# Task requirements
Copy out the lines of the listing from its first line through the line containing "y-tick-label-0: 0.0 [121, 284, 141, 300]", including both ends.

Boxed element entries
* Start *
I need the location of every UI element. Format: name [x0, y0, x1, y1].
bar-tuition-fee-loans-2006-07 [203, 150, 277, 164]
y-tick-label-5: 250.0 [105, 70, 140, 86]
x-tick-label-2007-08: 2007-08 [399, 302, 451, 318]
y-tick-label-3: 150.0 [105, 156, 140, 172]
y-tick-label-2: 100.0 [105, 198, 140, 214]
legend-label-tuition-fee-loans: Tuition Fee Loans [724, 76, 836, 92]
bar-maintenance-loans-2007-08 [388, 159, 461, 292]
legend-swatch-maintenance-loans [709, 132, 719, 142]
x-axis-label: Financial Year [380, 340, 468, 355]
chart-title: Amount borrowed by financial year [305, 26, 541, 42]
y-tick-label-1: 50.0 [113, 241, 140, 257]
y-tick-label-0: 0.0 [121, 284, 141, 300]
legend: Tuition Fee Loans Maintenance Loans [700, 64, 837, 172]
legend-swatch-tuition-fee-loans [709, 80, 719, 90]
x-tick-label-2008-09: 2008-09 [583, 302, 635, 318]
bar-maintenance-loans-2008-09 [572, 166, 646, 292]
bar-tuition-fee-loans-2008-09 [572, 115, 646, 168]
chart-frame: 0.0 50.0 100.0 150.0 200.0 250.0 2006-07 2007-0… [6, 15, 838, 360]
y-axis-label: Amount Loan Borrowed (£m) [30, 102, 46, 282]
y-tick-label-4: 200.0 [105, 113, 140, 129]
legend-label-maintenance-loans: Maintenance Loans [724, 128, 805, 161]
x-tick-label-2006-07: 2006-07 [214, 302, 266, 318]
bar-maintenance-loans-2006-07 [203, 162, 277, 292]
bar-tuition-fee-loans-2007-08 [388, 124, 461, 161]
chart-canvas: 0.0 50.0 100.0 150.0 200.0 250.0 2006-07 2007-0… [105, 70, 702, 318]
* End *
# Expected answer
I need the location of every UI element. Format: name [x0, y0, x1, y1].
bar-tuition-fee-loans-2006-07 [203, 150, 277, 164]
y-tick-label-5: 250.0 [105, 70, 140, 86]
x-tick-label-2007-08: 2007-08 [399, 302, 451, 318]
y-tick-label-3: 150.0 [105, 156, 140, 172]
y-tick-label-2: 100.0 [105, 198, 140, 214]
legend-label-tuition-fee-loans: Tuition Fee Loans [724, 76, 836, 92]
bar-maintenance-loans-2007-08 [388, 159, 461, 292]
legend-swatch-maintenance-loans [709, 132, 719, 142]
x-axis-label: Financial Year [380, 340, 468, 355]
chart-title: Amount borrowed by financial year [305, 26, 541, 42]
y-tick-label-1: 50.0 [113, 241, 140, 257]
y-tick-label-0: 0.0 [121, 284, 141, 300]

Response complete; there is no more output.